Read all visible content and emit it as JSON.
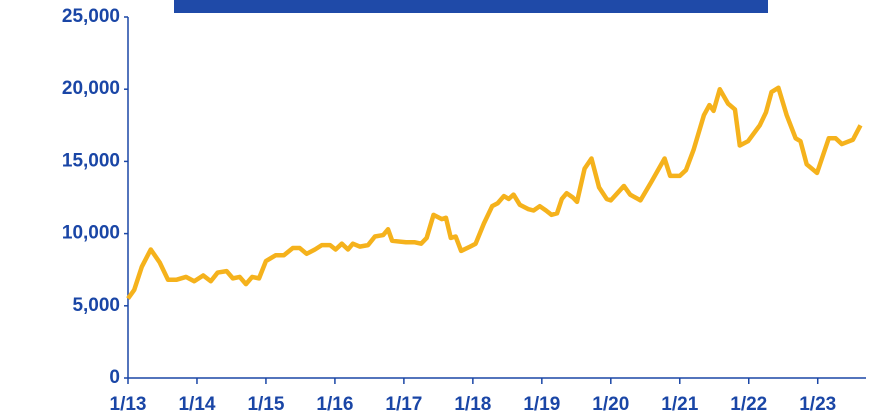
{
  "chart_data": {
    "type": "line",
    "x": [
      2013.0,
      2013.09,
      2013.2,
      2013.33,
      2013.46,
      2013.58,
      2013.7,
      2013.84,
      2013.96,
      2014.09,
      2014.2,
      2014.3,
      2014.43,
      2014.52,
      2014.62,
      2014.71,
      2014.8,
      2014.9,
      2015.0,
      2015.14,
      2015.26,
      2015.39,
      2015.49,
      2015.59,
      2015.71,
      2015.81,
      2015.93,
      2016.01,
      2016.1,
      2016.19,
      2016.26,
      2016.36,
      2016.48,
      2016.58,
      2016.7,
      2016.77,
      2016.83,
      2017.03,
      2017.16,
      2017.25,
      2017.33,
      2017.43,
      2017.55,
      2017.61,
      2017.68,
      2017.75,
      2017.83,
      2017.96,
      2018.04,
      2018.16,
      2018.28,
      2018.36,
      2018.45,
      2018.52,
      2018.59,
      2018.68,
      2018.8,
      2018.88,
      2018.97,
      2019.06,
      2019.14,
      2019.22,
      2019.29,
      2019.36,
      2019.45,
      2019.51,
      2019.62,
      2019.72,
      2019.83,
      2019.94,
      2020.0,
      2020.19,
      2020.28,
      2020.43,
      2020.59,
      2020.78,
      2020.86,
      2021.0,
      2021.09,
      2021.2,
      2021.35,
      2021.43,
      2021.49,
      2021.58,
      2021.7,
      2021.8,
      2021.87,
      2021.99,
      2022.16,
      2022.25,
      2022.33,
      2022.43,
      2022.55,
      2022.68,
      2022.75,
      2022.84,
      2022.99,
      2023.16,
      2023.26,
      2023.35,
      2023.51,
      2023.62
    ],
    "series": [
      {
        "color": "#f5b21c",
        "values": [
          5500,
          6100,
          7700,
          8900,
          8000,
          6800,
          6800,
          7000,
          6700,
          7100,
          6700,
          7300,
          7400,
          6900,
          7000,
          6500,
          7000,
          6900,
          8100,
          8500,
          8500,
          9000,
          9000,
          8600,
          8900,
          9200,
          9200,
          8900,
          9300,
          8900,
          9300,
          9100,
          9200,
          9800,
          9900,
          10300,
          9500,
          9400,
          9400,
          9300,
          9700,
          11300,
          11000,
          11100,
          9700,
          9800,
          8800,
          9100,
          9300,
          10700,
          11900,
          12100,
          12600,
          12400,
          12700,
          12000,
          11700,
          11600,
          11900,
          11600,
          11300,
          11400,
          12400,
          12800,
          12500,
          12200,
          14500,
          15200,
          13200,
          12400,
          12300,
          13300,
          12700,
          12300,
          13600,
          15200,
          14000,
          14000,
          14400,
          15800,
          18200,
          18900,
          18500,
          20000,
          19000,
          18600,
          16100,
          16400,
          17500,
          18400,
          19800,
          20100,
          18200,
          16600,
          16400,
          14800,
          14200,
          16600,
          16600,
          16200,
          16500,
          17500
        ]
      }
    ],
    "xlim": [
      2013,
      2023.7
    ],
    "xticks": [
      {
        "value": 2013,
        "label": "1/13"
      },
      {
        "value": 2014,
        "label": "1/14"
      },
      {
        "value": 2015,
        "label": "1/15"
      },
      {
        "value": 2016,
        "label": "1/16"
      },
      {
        "value": 2017,
        "label": "1/17"
      },
      {
        "value": 2018,
        "label": "1/18"
      },
      {
        "value": 2019,
        "label": "1/19"
      },
      {
        "value": 2020,
        "label": "1/20"
      },
      {
        "value": 2021,
        "label": "1/21"
      },
      {
        "value": 2022,
        "label": "1/22"
      },
      {
        "value": 2023,
        "label": "1/23"
      }
    ],
    "ylim": [
      0,
      25000
    ],
    "yticks": [
      0,
      {
        "value": 5000,
        "label": "5,000"
      },
      {
        "value": 10000,
        "label": "10,000"
      },
      {
        "value": 15000,
        "label": "15,000"
      },
      {
        "value": 20000,
        "label": "20,000"
      },
      {
        "value": 25000,
        "label": "25,000"
      }
    ],
    "grid": false
  }
}
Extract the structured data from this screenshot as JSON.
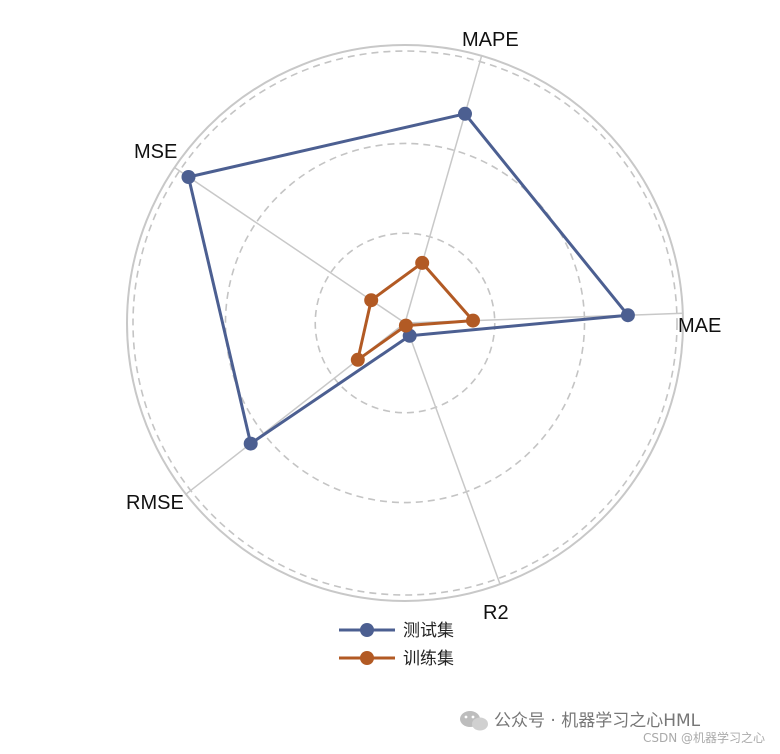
{
  "chart_data": {
    "type": "radar",
    "axes": [
      "MAE",
      "R2",
      "RMSE",
      "MSE",
      "MAPE"
    ],
    "rlim": [
      0,
      1
    ],
    "rings": [
      0.33,
      0.66,
      1.0
    ],
    "series": [
      {
        "name": "测试集",
        "color": "#4c5f91",
        "values": [
          0.82,
          0.05,
          0.72,
          0.96,
          0.8
        ]
      },
      {
        "name": "训练集",
        "color": "#b25a24",
        "values": [
          0.25,
          0.01,
          0.22,
          0.15,
          0.23
        ]
      }
    ],
    "legend_position": "bottom-center",
    "grid": true
  },
  "watermark": {
    "main": "公众号 · 机器学习之心HML",
    "sub": "CSDN @机器学习之心",
    "icon": "wechat-icon"
  }
}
::::
- _Required work_: From the records above, pick out and copy each line holding the word "color".

- _Response to this exercise_:
        "color": "#f5b21c",
        "color": "#4c5f91",
        "color": "#b25a24",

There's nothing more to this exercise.